— begin Data to process —

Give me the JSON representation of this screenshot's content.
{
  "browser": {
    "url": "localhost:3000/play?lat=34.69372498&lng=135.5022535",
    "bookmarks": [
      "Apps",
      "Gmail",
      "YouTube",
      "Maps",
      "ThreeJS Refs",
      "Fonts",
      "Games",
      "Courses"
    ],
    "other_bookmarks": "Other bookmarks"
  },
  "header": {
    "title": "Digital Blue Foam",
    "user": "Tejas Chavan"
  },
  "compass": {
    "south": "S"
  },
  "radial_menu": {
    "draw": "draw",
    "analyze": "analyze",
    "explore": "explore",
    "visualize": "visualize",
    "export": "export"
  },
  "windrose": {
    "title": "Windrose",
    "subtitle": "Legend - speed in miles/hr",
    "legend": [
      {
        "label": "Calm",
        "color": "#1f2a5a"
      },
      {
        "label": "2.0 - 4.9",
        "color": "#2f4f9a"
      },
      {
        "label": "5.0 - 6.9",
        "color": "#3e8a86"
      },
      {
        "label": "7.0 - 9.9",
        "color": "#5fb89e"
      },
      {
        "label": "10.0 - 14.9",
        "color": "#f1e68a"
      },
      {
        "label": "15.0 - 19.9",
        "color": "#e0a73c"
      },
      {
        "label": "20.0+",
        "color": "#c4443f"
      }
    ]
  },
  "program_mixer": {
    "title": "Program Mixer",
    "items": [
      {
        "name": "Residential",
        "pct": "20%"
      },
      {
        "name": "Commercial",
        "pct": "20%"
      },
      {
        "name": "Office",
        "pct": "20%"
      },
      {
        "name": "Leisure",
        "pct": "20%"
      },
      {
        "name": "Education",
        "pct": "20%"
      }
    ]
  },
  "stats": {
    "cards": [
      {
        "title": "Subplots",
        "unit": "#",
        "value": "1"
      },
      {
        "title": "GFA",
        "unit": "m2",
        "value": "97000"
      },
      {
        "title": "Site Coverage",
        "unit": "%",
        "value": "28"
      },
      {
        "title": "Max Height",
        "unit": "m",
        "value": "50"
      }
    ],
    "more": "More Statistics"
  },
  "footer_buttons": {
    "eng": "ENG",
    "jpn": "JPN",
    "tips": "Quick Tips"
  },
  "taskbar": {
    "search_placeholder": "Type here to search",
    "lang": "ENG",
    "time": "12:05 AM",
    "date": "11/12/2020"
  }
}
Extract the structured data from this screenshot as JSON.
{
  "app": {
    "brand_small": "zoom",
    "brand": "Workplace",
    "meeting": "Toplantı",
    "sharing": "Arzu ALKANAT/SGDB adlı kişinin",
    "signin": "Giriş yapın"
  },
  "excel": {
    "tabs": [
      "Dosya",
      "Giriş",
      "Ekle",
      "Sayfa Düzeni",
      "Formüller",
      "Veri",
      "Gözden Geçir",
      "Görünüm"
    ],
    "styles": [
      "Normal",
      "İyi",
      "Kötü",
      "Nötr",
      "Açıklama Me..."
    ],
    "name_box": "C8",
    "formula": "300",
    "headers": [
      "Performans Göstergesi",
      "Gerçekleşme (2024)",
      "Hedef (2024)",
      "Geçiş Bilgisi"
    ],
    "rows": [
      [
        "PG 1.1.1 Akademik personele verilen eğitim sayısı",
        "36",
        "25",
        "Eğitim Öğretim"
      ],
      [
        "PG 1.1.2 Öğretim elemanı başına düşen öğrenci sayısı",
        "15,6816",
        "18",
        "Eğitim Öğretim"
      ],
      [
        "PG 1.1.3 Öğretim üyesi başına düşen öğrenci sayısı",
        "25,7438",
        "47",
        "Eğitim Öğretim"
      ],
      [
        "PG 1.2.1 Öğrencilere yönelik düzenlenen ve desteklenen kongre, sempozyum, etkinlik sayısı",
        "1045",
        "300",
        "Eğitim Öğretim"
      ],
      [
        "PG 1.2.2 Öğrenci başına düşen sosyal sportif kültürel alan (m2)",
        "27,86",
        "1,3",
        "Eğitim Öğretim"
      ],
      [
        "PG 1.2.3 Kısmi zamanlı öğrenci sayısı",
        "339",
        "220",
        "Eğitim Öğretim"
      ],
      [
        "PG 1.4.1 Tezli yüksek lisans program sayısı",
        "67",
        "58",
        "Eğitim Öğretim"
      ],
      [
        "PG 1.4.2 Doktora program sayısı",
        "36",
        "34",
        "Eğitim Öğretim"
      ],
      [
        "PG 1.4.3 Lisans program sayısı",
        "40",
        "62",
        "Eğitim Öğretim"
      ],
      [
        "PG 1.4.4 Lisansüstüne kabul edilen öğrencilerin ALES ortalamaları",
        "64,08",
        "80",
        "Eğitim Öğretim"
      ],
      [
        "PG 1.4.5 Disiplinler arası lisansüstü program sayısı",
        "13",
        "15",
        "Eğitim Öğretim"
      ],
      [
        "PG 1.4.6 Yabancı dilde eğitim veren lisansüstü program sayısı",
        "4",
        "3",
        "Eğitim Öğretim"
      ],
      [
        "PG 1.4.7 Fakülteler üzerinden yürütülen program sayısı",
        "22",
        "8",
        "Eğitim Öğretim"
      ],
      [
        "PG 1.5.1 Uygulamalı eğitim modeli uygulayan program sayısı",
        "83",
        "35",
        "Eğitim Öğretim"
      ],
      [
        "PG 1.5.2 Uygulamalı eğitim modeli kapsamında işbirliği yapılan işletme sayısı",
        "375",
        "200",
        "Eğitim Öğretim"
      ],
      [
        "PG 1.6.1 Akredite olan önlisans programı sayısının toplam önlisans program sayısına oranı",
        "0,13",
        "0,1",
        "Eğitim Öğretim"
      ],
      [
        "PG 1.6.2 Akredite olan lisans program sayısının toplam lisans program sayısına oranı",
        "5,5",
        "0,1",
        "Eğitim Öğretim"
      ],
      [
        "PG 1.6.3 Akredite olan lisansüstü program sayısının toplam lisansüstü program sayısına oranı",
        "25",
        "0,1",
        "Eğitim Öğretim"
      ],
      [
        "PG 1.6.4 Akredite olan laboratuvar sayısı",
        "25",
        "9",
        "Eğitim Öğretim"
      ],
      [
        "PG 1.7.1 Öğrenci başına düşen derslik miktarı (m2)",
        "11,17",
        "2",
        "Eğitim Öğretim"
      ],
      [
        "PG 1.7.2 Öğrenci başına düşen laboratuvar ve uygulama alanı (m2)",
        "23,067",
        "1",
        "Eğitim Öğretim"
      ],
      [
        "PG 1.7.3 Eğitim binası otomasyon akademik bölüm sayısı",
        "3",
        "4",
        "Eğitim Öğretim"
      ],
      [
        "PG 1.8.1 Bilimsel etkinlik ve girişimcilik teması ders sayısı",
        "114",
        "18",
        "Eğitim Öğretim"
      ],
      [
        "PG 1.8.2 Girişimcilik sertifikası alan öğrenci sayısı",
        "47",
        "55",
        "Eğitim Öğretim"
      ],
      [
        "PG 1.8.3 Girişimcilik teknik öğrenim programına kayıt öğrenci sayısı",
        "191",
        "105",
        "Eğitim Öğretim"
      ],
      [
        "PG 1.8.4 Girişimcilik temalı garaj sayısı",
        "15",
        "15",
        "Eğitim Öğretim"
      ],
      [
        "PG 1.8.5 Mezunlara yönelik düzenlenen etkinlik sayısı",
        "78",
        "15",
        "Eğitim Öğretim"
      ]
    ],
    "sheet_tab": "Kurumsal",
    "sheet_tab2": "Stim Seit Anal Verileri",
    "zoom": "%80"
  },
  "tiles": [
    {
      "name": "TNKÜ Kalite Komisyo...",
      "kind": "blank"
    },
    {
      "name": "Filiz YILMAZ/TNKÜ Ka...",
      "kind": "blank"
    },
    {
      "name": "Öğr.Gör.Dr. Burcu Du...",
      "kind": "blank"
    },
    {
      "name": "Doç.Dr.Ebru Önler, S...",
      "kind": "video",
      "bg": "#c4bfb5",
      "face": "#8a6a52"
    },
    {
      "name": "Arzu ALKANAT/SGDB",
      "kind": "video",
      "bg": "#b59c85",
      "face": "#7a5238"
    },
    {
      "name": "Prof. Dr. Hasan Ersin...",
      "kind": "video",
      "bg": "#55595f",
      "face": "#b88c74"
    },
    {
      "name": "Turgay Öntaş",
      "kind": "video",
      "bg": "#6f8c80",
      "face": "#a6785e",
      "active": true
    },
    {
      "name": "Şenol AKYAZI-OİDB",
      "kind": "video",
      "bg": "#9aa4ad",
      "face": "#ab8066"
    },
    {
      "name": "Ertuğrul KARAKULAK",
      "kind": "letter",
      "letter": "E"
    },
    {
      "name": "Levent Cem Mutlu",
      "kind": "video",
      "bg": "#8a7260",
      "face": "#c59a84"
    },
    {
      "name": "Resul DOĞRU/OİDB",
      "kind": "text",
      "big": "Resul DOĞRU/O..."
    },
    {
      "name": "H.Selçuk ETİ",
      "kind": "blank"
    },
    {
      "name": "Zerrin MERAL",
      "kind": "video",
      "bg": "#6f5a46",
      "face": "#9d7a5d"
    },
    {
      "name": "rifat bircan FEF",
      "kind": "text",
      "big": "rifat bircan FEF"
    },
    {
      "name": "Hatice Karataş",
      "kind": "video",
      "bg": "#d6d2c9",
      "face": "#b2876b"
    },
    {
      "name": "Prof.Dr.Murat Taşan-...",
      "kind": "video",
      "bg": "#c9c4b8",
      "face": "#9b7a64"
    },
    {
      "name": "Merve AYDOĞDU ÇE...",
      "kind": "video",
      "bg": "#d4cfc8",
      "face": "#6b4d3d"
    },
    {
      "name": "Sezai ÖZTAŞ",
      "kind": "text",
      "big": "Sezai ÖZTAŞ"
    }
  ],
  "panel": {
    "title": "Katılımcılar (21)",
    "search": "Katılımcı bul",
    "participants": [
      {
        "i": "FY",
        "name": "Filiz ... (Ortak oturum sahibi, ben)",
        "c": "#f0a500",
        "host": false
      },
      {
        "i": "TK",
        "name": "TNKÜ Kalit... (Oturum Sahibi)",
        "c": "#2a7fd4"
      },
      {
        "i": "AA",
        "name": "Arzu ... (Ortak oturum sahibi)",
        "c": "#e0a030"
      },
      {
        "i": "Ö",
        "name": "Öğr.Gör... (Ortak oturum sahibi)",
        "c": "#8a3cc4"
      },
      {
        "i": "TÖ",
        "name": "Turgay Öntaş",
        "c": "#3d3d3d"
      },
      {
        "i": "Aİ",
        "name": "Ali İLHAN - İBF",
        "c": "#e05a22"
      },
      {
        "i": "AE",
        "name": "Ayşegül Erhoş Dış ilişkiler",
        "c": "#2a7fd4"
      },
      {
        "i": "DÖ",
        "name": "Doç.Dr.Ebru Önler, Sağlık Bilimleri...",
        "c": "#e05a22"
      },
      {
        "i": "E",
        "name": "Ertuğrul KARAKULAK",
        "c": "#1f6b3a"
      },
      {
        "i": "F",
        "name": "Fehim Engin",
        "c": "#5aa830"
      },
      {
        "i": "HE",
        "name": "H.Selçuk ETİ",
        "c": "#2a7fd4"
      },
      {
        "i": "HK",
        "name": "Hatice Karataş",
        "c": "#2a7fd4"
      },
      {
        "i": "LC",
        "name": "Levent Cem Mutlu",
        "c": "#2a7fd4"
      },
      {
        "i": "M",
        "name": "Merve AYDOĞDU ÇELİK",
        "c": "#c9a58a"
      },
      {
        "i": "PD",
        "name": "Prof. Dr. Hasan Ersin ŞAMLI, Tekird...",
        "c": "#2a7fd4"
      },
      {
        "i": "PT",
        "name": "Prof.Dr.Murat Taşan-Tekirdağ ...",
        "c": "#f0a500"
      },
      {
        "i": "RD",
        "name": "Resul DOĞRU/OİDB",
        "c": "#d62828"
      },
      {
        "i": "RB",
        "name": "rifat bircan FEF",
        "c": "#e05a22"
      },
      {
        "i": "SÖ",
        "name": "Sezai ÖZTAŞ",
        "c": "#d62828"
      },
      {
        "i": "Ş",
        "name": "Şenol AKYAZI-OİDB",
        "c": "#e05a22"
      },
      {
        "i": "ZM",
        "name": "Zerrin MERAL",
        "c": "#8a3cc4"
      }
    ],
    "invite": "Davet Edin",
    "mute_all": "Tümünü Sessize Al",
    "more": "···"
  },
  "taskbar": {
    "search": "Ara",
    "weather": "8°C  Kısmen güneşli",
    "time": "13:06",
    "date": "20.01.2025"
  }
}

— end Data to process —

= Stated goal =
Your task is to gather every line with the word "Ertuğrul" and copy it.

= Result =
      "name": "Ertuğrul KARAKULAK",
        "name": "Ertuğrul KARAKULAK",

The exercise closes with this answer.